* _EXERCISE BRIEF_: From the listing that follows, extract every line and set it down unaltered.

- - -

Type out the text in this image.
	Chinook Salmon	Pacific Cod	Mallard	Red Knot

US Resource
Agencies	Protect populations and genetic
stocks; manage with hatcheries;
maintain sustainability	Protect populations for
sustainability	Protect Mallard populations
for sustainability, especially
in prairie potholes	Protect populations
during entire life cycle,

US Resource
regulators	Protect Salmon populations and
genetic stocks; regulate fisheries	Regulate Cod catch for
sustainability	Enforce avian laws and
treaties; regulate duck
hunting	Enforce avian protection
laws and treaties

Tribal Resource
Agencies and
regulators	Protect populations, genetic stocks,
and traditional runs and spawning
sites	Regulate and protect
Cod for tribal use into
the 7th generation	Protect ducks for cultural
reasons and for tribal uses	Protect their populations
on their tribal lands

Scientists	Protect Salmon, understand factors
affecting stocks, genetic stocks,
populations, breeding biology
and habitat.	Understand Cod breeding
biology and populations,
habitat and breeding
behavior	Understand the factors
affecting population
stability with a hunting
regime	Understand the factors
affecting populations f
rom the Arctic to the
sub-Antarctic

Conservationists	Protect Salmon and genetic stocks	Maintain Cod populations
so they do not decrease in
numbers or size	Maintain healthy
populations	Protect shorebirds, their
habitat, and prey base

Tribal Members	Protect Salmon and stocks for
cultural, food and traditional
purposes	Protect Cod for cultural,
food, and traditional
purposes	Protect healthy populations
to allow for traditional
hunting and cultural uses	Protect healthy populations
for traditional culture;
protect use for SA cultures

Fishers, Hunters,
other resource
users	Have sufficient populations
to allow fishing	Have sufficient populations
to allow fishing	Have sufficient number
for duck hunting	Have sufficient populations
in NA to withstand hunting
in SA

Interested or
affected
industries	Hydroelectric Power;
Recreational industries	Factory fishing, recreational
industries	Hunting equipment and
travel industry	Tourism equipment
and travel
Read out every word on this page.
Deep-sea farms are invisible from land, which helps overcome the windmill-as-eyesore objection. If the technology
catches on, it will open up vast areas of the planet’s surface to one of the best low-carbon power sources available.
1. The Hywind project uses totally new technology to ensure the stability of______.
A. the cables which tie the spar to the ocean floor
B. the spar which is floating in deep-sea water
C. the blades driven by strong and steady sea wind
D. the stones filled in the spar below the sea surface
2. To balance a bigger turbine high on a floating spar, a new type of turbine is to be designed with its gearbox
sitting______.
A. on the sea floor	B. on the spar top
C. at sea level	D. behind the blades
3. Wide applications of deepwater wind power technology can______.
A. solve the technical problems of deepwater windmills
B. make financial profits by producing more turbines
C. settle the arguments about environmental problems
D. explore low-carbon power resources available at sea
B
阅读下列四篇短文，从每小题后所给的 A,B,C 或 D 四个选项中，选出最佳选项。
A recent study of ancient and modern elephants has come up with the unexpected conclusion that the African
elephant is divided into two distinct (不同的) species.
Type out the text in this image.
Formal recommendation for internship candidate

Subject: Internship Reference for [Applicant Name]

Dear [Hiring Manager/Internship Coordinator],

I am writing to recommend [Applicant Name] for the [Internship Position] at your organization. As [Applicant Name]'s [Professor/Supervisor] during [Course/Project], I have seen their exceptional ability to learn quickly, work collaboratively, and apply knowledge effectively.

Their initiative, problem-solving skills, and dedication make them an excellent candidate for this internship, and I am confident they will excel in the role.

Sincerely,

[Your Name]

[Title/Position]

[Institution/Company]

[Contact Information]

- - -

* _COMPLETED EXERCISE_:
Type out the text in this image.
	Chinook Salmon	Pacific Cod	Mallard	Red Knot

US Resource
Agencies	Protect populations and genetic
stocks; manage with hatcheries;
maintain sustainability	Protect populations for
sustainability	Protect Mallard populations
for sustainability, especially
in prairie potholes	Protect populations
during entire life cycle,

US Resource
regulators	Protect Salmon populations and
genetic stocks; regulate fisheries	Regulate Cod catch for
sustainability	Enforce avian laws and
treaties; regulate duck
hunting	Enforce avian protection
laws and treaties

Tribal Resource
Agencies and
regulators	Protect populations, genetic stocks,
and traditional runs and spawning
sites	Regulate and protect
Cod for tribal use into
the 7th generation	Protect ducks for cultural
reasons and for tribal uses	Protect their populations
on their tribal lands

Scientists	Protect Salmon, understand factors
affecting stocks, genetic stocks,
populations, breeding biology
and habitat.	Understand Cod breeding
biology and populations,
habitat and breeding
behavior	Understand the factors
affecting population
stability with a hunting
regime	Understand the factors
affecting populations f
rom the Arctic to the
sub-Antarctic

Conservationists	Protect Salmon and genetic stocks	Maintain Cod populations
so they do not decrease in
numbers or size	Maintain healthy
populations	Protect shorebirds, their
habitat, and prey base

Tribal Members	Protect Salmon and stocks for
cultural, food and traditional
purposes	Protect Cod for cultural,
food, and traditional
purposes	Protect healthy populations
to allow for traditional
hunting and cultural uses	Protect healthy populations
for traditional culture;
protect use for SA cultures

Fishers, Hunters,
other resource
users	Have sufficient populations
to allow fishing	Have sufficient populations
to allow fishing	Have sufficient number
for duck hunting	Have sufficient populations
in NA to withstand hunting
in SA

Interested or
affected
industries	Hydroelectric Power;
Recreational industries	Factory fishing, recreational
industries	Hunting equipment and
travel industry	Tourism equipment
and travel
Read out every word on this page.
Deep-sea farms are invisible from land, which helps overcome the windmill-as-eyesore objection. If the technology
catches on, it will open up vast areas of the planet’s surface to one of the best low-carbon power sources available.
1. The Hywind project uses totally new technology to ensure the stability of______.
A. the cables which tie the spar to the ocean floor
B. the spar which is floating in deep-sea water
C. the blades driven by strong and steady sea wind
D. the stones filled in the spar below the sea surface
2. To balance a bigger turbine high on a floating spar, a new type of turbine is to be designed with its gearbox
sitting______.
A. on the sea floor	B. on the spar top
C. at sea level	D. behind the blades
3. Wide applications of deepwater wind power technology can______.
A. solve the technical problems of deepwater windmills
B. make financial profits by producing more turbines
C. settle the arguments about environmental problems
D. explore low-carbon power resources available at sea
B
阅读下列四篇短文，从每小题后所给的 A,B,C 或 D 四个选项中，选出最佳选项。
A recent study of ancient and modern elephants has come up with the unexpected conclusion that the African
elephant is divided into two distinct (不同的) species.
Type out the text in this image.
Formal recommendation for internship candidate

Subject: Internship Reference for [Applicant Name]

Dear [Hiring Manager/Internship Coordinator],

I am writing to recommend [Applicant Name] for the [Internship Position] at your organization. As [Applicant Name]'s [Professor/Supervisor] during [Course/Project], I have seen their exceptional ability to learn quickly, work collaboratively, and apply knowledge effectively.

Their initiative, problem-solving skills, and dedication make them an excellent candidate for this internship, and I am confident they will excel in the role.

Sincerely,

[Your Name]

[Title/Position]

[Institution/Company]

[Contact Information]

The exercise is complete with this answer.